» **TRECHO FORNECIDO**:
Premiado em Berlim, longa chileno 'Uma mulher fantástica' estreia no Belas artes e Ponteio

Longa narra o drama de uma cantora trans que perde o namorado, bem mais velho, e é humilhada pela família dele

por Pedro Antunes/Estadão Conteúdo Mariana Peixoto 06/09/2017 20:03
A pista de dança está cheia e Glória apenas observa o movimento. Sozinha, toma seu drinque tranquilamente. Até que uma música lhe chama a atenção. Ela, ainda sozinha, vai para a pista, paquera um conhecido, dança como se não houvesse amanhã.
IMOVISION/DIVULGAÇÃO
A cantora lírica Daniela Vega, que é uma mulher trans, deu consultoria ao diretor Sebastián Lelio durante a preparação do roteiro do filme (foto: IMOVISION/DIVULGAÇÃO)

Marina também está numa casa noturna. Mas, no caso, ela é a atração principal. Comanda um trio de músicos cantando um antigo sucesso da salsa, Periódico de ayer. Quando um homem chega, ela começa a interpretar a canção exclusivamente para ele.

» **TESTE SEU ENTENDIMENTO**:
**a.** No trecho sobre o filme chileno, que música Marina canta na casa noturna?
**b.** Continue o texto sobre o filme "Uma mulher fantástica" a partir do ponto em que ele termina.

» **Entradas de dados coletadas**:
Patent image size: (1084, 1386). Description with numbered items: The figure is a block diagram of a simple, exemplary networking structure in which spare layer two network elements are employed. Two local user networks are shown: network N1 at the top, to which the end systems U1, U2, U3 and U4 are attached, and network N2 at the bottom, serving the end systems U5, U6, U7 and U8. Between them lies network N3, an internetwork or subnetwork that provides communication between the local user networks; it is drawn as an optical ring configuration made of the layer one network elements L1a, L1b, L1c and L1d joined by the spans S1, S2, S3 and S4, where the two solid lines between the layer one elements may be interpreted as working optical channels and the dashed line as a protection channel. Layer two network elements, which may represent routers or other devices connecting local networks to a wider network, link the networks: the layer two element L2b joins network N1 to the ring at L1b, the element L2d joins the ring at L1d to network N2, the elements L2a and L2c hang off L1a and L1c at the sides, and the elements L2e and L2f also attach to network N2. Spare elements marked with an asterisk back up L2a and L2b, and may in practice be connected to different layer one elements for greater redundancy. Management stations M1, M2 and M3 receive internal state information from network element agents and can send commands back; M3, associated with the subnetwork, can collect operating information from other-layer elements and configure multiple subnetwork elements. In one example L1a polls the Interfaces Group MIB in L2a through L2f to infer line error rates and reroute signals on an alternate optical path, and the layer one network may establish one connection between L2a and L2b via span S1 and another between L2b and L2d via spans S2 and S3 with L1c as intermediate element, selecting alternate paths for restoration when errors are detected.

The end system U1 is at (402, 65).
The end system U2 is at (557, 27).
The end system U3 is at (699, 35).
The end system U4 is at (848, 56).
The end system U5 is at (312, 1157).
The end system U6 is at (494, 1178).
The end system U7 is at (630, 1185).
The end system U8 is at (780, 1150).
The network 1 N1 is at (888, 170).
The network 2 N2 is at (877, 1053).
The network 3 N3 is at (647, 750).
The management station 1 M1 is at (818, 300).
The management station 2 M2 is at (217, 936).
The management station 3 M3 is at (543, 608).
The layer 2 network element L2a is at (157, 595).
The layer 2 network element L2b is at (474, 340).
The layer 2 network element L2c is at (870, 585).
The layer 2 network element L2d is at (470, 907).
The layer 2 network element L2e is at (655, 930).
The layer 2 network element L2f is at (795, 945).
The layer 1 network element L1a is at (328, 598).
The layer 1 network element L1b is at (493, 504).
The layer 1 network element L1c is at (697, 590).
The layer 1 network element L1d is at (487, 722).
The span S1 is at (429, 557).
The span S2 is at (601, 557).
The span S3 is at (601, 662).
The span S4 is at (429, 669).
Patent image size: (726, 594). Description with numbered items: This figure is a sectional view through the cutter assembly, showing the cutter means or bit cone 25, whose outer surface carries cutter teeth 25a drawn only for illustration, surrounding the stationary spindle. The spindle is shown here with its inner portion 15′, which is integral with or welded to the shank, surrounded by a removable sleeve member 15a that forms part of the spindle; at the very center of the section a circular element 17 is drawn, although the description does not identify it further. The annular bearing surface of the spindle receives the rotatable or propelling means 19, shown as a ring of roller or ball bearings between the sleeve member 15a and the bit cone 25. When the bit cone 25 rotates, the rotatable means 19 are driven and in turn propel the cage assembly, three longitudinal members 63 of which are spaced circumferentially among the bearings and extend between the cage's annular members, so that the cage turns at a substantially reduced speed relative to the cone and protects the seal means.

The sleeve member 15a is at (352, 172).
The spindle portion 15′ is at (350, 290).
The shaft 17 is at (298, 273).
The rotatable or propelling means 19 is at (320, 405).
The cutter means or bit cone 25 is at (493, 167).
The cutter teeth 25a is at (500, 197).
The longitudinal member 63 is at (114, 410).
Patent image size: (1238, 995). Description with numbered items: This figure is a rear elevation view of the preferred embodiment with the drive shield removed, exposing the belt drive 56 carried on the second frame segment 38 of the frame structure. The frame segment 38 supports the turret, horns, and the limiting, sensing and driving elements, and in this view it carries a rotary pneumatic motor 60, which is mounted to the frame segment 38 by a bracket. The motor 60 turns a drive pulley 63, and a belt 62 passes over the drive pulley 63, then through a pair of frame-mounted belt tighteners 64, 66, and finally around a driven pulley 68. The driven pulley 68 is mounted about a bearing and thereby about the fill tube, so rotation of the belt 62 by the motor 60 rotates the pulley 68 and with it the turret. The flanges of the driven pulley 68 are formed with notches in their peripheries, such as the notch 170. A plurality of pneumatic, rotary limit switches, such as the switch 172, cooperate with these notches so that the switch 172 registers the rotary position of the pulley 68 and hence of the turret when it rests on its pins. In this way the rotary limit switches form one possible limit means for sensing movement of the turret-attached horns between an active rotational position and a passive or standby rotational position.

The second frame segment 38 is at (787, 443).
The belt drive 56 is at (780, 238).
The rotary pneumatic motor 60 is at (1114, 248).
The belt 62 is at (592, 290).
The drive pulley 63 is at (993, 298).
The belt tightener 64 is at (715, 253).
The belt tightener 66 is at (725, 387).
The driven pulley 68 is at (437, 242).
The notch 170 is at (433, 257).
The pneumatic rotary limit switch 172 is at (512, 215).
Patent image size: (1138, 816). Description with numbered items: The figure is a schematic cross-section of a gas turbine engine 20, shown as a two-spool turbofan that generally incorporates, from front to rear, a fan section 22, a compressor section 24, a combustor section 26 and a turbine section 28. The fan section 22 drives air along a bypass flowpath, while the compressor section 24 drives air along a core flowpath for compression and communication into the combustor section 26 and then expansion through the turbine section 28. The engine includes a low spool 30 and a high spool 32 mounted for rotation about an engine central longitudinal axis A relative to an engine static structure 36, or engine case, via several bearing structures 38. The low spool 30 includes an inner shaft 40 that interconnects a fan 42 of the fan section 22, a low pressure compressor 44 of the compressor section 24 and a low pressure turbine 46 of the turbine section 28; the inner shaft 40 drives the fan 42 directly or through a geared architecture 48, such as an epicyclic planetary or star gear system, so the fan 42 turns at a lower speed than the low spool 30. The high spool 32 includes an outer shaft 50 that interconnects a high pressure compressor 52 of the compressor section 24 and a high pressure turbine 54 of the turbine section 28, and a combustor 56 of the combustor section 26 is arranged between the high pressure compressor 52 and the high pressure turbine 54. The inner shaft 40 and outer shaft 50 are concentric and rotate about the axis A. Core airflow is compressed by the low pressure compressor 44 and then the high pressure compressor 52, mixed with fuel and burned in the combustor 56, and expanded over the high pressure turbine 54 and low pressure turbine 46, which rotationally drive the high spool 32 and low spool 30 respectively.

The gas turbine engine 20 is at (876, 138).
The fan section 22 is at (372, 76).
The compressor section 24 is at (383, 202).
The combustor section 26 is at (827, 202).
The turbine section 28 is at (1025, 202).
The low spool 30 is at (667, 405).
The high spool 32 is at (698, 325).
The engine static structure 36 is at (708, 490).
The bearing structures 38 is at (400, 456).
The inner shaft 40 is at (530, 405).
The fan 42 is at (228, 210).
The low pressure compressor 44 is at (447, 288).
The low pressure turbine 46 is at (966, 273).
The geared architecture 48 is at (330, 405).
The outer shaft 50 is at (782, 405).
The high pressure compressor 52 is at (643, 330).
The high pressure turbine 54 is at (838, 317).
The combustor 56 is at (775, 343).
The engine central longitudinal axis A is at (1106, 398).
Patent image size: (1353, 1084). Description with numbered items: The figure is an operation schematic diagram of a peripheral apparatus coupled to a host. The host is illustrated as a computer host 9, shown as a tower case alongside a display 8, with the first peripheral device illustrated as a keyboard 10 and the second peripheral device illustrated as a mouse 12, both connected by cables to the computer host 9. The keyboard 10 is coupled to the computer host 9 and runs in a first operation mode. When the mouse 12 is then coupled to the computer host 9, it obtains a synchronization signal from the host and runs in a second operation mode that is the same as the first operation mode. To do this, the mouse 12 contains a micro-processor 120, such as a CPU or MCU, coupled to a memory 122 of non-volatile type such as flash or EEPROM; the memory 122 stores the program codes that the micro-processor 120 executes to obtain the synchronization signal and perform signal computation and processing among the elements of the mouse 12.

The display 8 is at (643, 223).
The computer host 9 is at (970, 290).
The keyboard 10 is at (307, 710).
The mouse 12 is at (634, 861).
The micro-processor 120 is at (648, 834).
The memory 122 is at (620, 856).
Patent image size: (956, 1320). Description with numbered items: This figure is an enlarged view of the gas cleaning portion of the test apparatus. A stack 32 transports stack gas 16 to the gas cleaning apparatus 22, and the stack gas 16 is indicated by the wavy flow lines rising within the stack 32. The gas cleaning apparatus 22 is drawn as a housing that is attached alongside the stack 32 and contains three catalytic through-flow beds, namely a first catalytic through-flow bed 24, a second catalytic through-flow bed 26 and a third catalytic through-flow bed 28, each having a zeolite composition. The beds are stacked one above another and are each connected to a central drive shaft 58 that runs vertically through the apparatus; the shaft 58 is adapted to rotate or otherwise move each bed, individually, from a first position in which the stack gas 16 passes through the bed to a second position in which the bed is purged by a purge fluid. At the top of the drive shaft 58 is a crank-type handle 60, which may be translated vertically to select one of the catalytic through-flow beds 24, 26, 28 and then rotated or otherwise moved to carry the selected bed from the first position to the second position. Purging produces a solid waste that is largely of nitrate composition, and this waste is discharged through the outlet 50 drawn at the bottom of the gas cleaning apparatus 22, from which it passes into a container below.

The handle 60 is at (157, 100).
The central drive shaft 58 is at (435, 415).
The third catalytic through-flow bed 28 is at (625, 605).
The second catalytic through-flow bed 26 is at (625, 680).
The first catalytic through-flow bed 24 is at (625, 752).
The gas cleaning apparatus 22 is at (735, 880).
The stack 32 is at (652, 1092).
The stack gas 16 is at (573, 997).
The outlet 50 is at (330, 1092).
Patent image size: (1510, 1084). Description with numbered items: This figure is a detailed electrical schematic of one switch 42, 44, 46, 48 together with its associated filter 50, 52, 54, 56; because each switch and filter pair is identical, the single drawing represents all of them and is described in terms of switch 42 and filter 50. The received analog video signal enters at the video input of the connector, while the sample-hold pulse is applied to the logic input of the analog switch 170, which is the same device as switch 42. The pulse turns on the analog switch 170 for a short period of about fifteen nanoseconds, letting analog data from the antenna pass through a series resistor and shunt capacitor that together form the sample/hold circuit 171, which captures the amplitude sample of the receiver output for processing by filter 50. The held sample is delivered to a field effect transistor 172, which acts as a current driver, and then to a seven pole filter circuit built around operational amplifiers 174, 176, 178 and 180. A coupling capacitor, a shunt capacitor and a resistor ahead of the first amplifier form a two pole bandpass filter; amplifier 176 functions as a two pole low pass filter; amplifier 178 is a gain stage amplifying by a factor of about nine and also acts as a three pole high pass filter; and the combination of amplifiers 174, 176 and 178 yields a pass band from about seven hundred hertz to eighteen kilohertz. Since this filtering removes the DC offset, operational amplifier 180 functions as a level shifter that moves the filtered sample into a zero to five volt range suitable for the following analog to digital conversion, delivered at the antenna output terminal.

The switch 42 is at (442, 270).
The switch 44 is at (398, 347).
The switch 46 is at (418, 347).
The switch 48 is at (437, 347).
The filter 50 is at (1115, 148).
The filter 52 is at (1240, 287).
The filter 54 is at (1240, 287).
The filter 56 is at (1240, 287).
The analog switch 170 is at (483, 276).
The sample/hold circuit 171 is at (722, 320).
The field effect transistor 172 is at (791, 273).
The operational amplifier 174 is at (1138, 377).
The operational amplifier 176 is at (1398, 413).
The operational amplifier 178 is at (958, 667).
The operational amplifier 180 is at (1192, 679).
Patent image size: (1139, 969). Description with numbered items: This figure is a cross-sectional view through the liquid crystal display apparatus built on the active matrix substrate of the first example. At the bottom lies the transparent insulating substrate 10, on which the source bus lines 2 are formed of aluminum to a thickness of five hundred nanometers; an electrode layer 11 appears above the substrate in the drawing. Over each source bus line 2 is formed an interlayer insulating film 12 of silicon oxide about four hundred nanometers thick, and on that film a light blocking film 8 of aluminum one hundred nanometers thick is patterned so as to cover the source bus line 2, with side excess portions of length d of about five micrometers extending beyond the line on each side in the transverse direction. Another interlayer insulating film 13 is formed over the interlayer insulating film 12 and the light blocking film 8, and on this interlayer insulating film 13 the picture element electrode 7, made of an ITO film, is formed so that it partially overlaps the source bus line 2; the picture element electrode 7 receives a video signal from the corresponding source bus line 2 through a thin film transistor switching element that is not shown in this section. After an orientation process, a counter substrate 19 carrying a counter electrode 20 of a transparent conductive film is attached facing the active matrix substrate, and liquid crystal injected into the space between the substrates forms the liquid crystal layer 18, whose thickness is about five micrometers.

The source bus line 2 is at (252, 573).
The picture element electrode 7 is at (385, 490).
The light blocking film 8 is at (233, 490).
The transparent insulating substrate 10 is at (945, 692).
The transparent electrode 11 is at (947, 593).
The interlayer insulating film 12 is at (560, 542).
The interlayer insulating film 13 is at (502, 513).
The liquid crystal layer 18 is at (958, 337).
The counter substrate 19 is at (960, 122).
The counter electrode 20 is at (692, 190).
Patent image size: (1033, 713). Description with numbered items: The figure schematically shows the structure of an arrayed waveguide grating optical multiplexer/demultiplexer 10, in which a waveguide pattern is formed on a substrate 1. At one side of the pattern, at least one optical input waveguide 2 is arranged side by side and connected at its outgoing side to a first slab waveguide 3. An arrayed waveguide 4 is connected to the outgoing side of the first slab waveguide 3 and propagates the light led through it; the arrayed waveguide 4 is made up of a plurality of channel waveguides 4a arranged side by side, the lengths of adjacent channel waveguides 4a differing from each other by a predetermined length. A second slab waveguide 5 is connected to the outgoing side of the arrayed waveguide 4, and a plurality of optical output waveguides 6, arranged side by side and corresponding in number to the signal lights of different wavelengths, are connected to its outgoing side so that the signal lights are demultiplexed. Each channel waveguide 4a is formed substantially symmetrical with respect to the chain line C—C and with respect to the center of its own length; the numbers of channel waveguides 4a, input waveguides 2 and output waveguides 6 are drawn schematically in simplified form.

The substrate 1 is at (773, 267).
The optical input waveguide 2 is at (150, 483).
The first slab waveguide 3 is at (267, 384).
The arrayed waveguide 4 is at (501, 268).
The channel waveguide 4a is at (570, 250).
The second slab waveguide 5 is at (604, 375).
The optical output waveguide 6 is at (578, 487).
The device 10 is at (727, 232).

» **RESULTADO DAS TAREFAS**:
**a.** Periódico de ayer, um antigo sucesso da salsa.

**b.**
Glória e Marina são mulheres que o cinema não costuma retratar. Igualmente fortes e independentes, são as protagonistas dos dois mais recentes filmes do chileno Sebastián Lelio.

Em Glória (2013), a personagem-título é uma mulher próxima dos 60 anos, separada, com boa situação econômica e filhos já crescidos, que aproveita a vida como pode, na alegria e na tristeza.

Uma mulher fantástica, que estreia hoje nos cines Belas Artes e Ponteio, em BH, traz como protagonista Marina, uma mulher que ainda não chegou aos 30 anos, tem um namorado mais velho e endinheirado e uma carreira ainda não estabelecida como cantora lírica. Paga suas contas trabalhando como garçonete.

Só que Marina é uma mulher trans. E isso acaba por defini-la. Para muitos, Marina é um monstro. E por ela ser como é, não tem o direito de enlutar-se pela perda do homem amado.

Se em Glória Lelio conta a história da personagem num tom de crônica, em Uma mulher fantástica o cineasta mistura gêneros. Há muito de drama e um pouco de thriller na narrativa.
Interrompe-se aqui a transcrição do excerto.